* [Set exercise]
With the pictures omitted, write out the entries that follow exactly as they stand.

* [Extracted information]
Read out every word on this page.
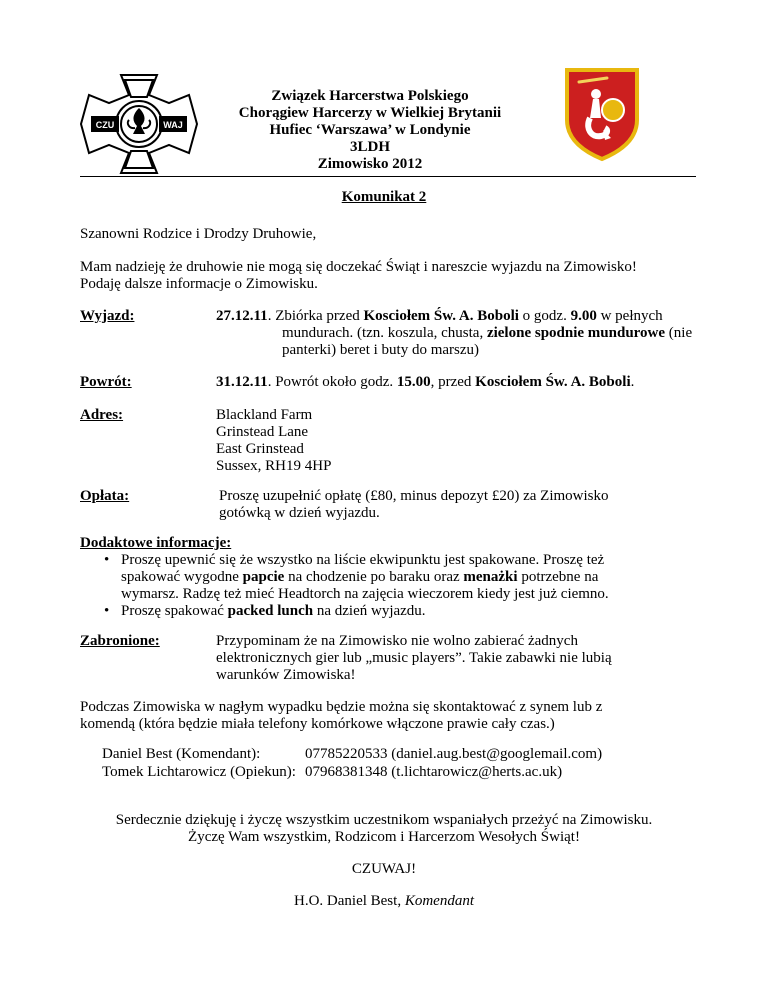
CZU	WAJ
Związek Harcerstwa Polskiego
Chorągiew Harcerzy w Wielkiej Brytanii
Hufiec ‘Warszawa’ w Londynie
3LDH
Zimowisko 2012
Komunikat 2
Szanowni Rodzice i Drodzy Druhowie,
Mam nadzieję że druhowie nie mogą się doczekać Świąt i nareszcie wyjazdu na Zimowisko!
Podaję dalsze informacje o Zimowisku.
Wyjazd:	27.12.11. Zbiórka przed Kosciołem Św. A. Boboli o godz. 9.00 w pełnych mundurach. (tzn. koszula, chusta, zielone spodnie mundurowe (nie panterki) beret i buty do marszu)
Powrót:	31.12.11. Powrót około godz. 15.00, przed Kosciołem Św. A. Boboli.
Adres:	Blackland Farm
Grinstead Lane
East Grinstead
Sussex, RH19 4HP
Opłata:	Proszę uzupełnić opłatę (£80, minus depozyt £20) za Zimowisko
gotówką w dzień wyjazdu.
Dodaktowe informacje:
• Proszę upewnić się że wszystko na liście ekwipunktu jest spakowane. Proszę też spakować wygodne papcie na chodzenie po baraku oraz menażki potrzebne na wymarsz. Radzę też mieć Headtorch na zajęcia wieczorem kiedy jest już ciemno.
• Proszę spakować packed lunch na dzień wyjazdu.
Zabronione:	Przypominam że na Zimowisko nie wolno zabierać żadnych
elektronicznych gier lub „music players”. Takie zabawki nie lubią
warunków Zimowiska!
Podczas Zimowiska w nagłym wypadku będzie można się skontaktować z synem lub z
komendą (która będzie miała telefony komórkowe włączone prawie cały czas.)
Daniel Best (Komendant):	07785220533 (daniel.aug.best@googlemail.com)
Tomek Lichtarowicz (Opiekun): 07968381348 (t.lichtarowicz@herts.ac.uk)
Serdecznie dziękuję i życzę wszystkim uczestnikom wspaniałych przeżyć na Zimowisku.
Życzę Wam wszystkim, Rodzicom i Harcerzom Wesołych Świąt!
CZUWAJ!
H.O. Daniel Best, Komendant
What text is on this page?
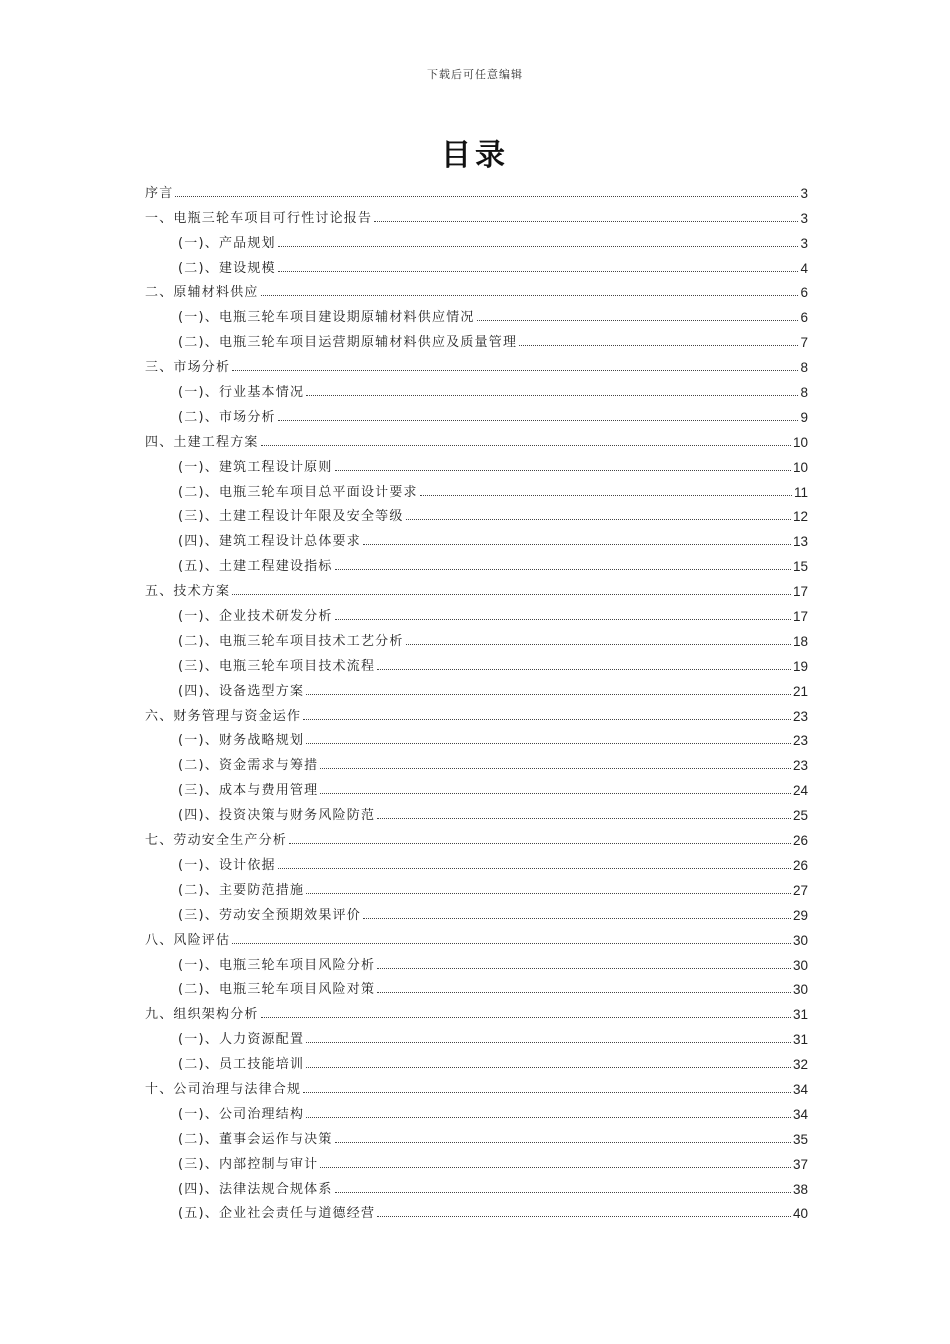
下载后可任意编辑
目录
序言	3
一、电瓶三轮车项目可行性讨论报告	3
(一)、产品规划	3
(二)、建设规模	4
二、原辅材料供应	6
(一)、电瓶三轮车项目建设期原辅材料供应情况	6
(二)、电瓶三轮车项目运营期原辅材料供应及质量管理	7
三、市场分析	8
(一)、行业基本情况	8
(二)、市场分析	9
四、土建工程方案	10
(一)、建筑工程设计原则	10
(二)、电瓶三轮车项目总平面设计要求	11
(三)、土建工程设计年限及安全等级	12
(四)、建筑工程设计总体要求	13
(五)、土建工程建设指标	15
五、技术方案	17
(一)、企业技术研发分析	17
(二)、电瓶三轮车项目技术工艺分析	18
(三)、电瓶三轮车项目技术流程	19
(四)、设备选型方案	21
六、财务管理与资金运作	23
(一)、财务战略规划	23
(二)、资金需求与筹措	23
(三)、成本与费用管理	24
(四)、投资决策与财务风险防范	25
七、劳动安全生产分析	26
(一)、设计依据	26
(二)、主要防范措施	27
(三)、劳动安全预期效果评价	29
八、风险评估	30
(一)、电瓶三轮车项目风险分析	30
(二)、电瓶三轮车项目风险对策	30
九、组织架构分析	31
(一)、人力资源配置	31
(二)、员工技能培训	32
十、公司治理与法律合规	34
(一)、公司治理结构	34
(二)、董事会运作与决策	35
(三)、内部控制与审计	37
(四)、法律法规合规体系	38
(五)、企业社会责任与道德经营	40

* [Result]
Read out every word on this page.
CZU	WAJ
Związek Harcerstwa Polskiego
Chorągiew Harcerzy w Wielkiej Brytanii
Hufiec ‘Warszawa’ w Londynie
3LDH
Zimowisko 2012
Komunikat 2
Szanowni Rodzice i Drodzy Druhowie,
Mam nadzieję że druhowie nie mogą się doczekać Świąt i nareszcie wyjazdu na Zimowisko!
Podaję dalsze informacje o Zimowisku.
Wyjazd:	27.12.11. Zbiórka przed Kosciołem Św. A. Boboli o godz. 9.00 w pełnych mundurach. (tzn. koszula, chusta, zielone spodnie mundurowe (nie panterki) beret i buty do marszu)
Powrót:	31.12.11. Powrót około godz. 15.00, przed Kosciołem Św. A. Boboli.
Adres:	Blackland Farm
Grinstead Lane
East Grinstead
Sussex, RH19 4HP
Opłata:	Proszę uzupełnić opłatę (£80, minus depozyt £20) za Zimowisko
gotówką w dzień wyjazdu.
Dodaktowe informacje:
• Proszę upewnić się że wszystko na liście ekwipunktu jest spakowane. Proszę też spakować wygodne papcie na chodzenie po baraku oraz menażki potrzebne na wymarsz. Radzę też mieć Headtorch na zajęcia wieczorem kiedy jest już ciemno.
• Proszę spakować packed lunch na dzień wyjazdu.
Zabronione:	Przypominam że na Zimowisko nie wolno zabierać żadnych
elektronicznych gier lub „music players”. Takie zabawki nie lubią
warunków Zimowiska!
Podczas Zimowiska w nagłym wypadku będzie można się skontaktować z synem lub z
komendą (która będzie miała telefony komórkowe włączone prawie cały czas.)
Daniel Best (Komendant):	07785220533 (daniel.aug.best@googlemail.com)
Tomek Lichtarowicz (Opiekun): 07968381348 (t.lichtarowicz@herts.ac.uk)
Serdecznie dziękuję i życzę wszystkim uczestnikom wspaniałych przeżyć na Zimowisku.
Życzę Wam wszystkim, Rodzicom i Harcerzom Wesołych Świąt!
CZUWAJ!
H.O. Daniel Best, Komendant
What text is on this page?
下载后可任意编辑
目录
序言	3
一、电瓶三轮车项目可行性讨论报告	3
(一)、产品规划	3
(二)、建设规模	4
二、原辅材料供应	6
(一)、电瓶三轮车项目建设期原辅材料供应情况	6
(二)、电瓶三轮车项目运营期原辅材料供应及质量管理	7
三、市场分析	8
(一)、行业基本情况	8
(二)、市场分析	9
四、土建工程方案	10
(一)、建筑工程设计原则	10
(二)、电瓶三轮车项目总平面设计要求	11
(三)、土建工程设计年限及安全等级	12
(四)、建筑工程设计总体要求	13
(五)、土建工程建设指标	15
五、技术方案	17
(一)、企业技术研发分析	17
(二)、电瓶三轮车项目技术工艺分析	18
(三)、电瓶三轮车项目技术流程	19
(四)、设备选型方案	21
六、财务管理与资金运作	23
(一)、财务战略规划	23
(二)、资金需求与筹措	23
(三)、成本与费用管理	24
(四)、投资决策与财务风险防范	25
七、劳动安全生产分析	26
(一)、设计依据	26
(二)、主要防范措施	27
(三)、劳动安全预期效果评价	29
八、风险评估	30
(一)、电瓶三轮车项目风险分析	30
(二)、电瓶三轮车项目风险对策	30
九、组织架构分析	31
(一)、人力资源配置	31
(二)、员工技能培训	32
十、公司治理与法律合规	34
(一)、公司治理结构	34
(二)、董事会运作与决策	35
(三)、内部控制与审计	37
(四)、法律法规合规体系	38
(五)、企业社会责任与道德经营	40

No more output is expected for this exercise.